Texto para revisar:
======

Posteriormente se realizaron observaciones y modificaciones hasta alcanzar una redacción consensuada.
El documento final fue intercambiado entre las partes durante la madrugada y finalmente ratificado por los manifestantes en una nueva asamblea realizada durante la mañana del domingo.

Los puntos
del acuerdo
Uno de los aspectos más importantes del entendimiento alcanzado estuvo relacionado con la asistencia alimentaria.
Las comunidades reclamaban desde el inicio del conflicto la restitución de merenderos y una mejora en el funcionamiento de los comedores escolares, considerados fundamentales para cientos de niños y familias de la región.
También se incorporó el compromiso de impulsar operativos sanitarios que recorran periódicamente las comunidades de El Impenetrable, una demanda que surgió ante las dificultades para acceder a médicos, medicamentos y atención especializada.
Otro de los puntos destacados fue la provisión de agua potable, un problema histórico en amplias zonas del norte provincial que suele agravarse durante determinadas épocas del año.
Asimismo, el acuerdo incluyó compromisos vinculados con programas de apoyo a la producción comunitaria y el avance de políticas destinadas a la regularización de la propiedad comunitaria indígena.
Para los delegados, estos temas forman parte de una agenda histórica de reivindicaciones que excede la coyuntura actual y que requiere soluciones de largo plazo.

El balance
Tras la decisión de levantar el acampe, los participantes realizaron un balance de la experiencia y destacaron la unidad lograda durante más de dos semanas de permanencia en el lugar.
En un documento difundido al finalizar la protesta, los delegados señalaron que el acuerdo alcanzado representó una conquista colectiva obtenida mediante la organización y la perseverancia.
«Hubo alegría por haber hecho escuchar la voz desde lo más profundo de El Impenetrable, resistido las presiones para levantar, los intentos de división y haber mantenido con firmeza la unidad», expresaron.
Los referentes también remarcaron que la movilización permitió instalar en la agenda pública problemas que afectan desde hace años a las comunidades indígenas de la región.

======

Enunciado:
Copia textualmente, del texto sobre el acuerdo con las comunidades de El Impenetrable, el pasaje que va desde "Las comunidades reclamaban" hasta "épocas del año.".

Ítems proporcionados:
======

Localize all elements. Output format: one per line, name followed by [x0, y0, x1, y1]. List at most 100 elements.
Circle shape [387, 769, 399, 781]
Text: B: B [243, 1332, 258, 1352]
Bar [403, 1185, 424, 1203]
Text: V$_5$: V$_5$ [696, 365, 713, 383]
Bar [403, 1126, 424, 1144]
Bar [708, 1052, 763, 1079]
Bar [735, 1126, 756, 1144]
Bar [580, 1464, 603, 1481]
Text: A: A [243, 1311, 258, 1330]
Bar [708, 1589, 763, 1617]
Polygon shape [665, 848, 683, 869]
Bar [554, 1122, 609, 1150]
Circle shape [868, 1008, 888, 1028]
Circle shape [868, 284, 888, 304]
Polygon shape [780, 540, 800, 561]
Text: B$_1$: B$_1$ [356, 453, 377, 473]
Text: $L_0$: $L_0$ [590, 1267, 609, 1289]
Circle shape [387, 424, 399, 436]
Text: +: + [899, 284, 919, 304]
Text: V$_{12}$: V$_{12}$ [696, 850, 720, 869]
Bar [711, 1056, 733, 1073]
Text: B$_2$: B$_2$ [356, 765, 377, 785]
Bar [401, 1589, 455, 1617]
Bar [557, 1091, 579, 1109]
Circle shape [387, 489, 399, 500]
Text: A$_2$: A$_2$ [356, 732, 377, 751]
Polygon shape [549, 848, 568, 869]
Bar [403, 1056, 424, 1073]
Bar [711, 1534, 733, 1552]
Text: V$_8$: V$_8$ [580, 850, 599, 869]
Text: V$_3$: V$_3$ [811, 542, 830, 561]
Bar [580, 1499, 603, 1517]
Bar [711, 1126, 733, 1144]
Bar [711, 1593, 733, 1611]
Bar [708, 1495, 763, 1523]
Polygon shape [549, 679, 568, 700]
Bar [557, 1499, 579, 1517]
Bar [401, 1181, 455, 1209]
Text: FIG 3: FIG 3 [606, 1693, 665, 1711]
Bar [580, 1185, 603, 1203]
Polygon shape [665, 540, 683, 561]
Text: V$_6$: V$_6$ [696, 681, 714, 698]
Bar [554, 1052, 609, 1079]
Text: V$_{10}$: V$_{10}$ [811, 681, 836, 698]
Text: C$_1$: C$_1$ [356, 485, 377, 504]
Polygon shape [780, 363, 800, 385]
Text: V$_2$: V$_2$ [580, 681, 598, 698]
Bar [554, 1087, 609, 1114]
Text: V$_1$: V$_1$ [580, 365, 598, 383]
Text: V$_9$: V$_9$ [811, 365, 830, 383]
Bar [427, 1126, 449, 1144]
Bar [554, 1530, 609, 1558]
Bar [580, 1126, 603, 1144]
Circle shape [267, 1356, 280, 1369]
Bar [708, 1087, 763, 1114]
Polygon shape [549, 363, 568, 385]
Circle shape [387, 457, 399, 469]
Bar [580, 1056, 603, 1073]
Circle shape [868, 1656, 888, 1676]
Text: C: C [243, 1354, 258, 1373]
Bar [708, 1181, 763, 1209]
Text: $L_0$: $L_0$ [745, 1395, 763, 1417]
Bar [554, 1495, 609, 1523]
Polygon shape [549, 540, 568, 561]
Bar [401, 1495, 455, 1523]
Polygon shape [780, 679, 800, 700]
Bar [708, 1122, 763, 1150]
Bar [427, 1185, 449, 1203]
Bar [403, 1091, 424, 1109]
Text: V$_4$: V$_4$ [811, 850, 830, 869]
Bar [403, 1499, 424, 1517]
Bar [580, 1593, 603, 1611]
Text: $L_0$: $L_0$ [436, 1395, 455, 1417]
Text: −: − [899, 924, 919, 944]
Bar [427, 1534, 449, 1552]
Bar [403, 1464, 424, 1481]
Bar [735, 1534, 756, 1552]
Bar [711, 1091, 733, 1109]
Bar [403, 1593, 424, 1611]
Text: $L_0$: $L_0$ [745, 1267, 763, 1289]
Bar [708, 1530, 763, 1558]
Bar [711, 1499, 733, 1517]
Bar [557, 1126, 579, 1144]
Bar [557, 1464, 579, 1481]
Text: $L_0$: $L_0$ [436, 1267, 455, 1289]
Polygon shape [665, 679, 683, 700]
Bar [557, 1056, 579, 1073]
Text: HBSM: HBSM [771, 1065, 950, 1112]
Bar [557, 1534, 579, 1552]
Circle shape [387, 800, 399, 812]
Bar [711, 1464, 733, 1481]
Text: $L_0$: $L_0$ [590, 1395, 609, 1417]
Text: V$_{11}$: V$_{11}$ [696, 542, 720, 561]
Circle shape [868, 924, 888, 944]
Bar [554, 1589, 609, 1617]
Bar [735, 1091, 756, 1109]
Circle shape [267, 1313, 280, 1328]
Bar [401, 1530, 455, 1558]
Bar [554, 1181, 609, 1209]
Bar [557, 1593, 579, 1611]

======

Respuesta:
Las comunidades reclamaban desde el inicio del conflicto la restitución de merenderos y una mejora en el funcionamiento de los comedores escolares, considerados fundamentales para cientos de niños y familias de la región.
También se incorporó el compromiso de impulsar operativos sanitarios que recorran periódicamente las comunidades de El Impenetrable, una demanda que surgió ante las dificultades para acceder a médicos, medicamentos y atención especializada.
Otro de los puntos destacados fue la provisión de agua potable, un problema histórico en amplias zonas del norte provincial que suele agravarse durante determinadas épocas del año.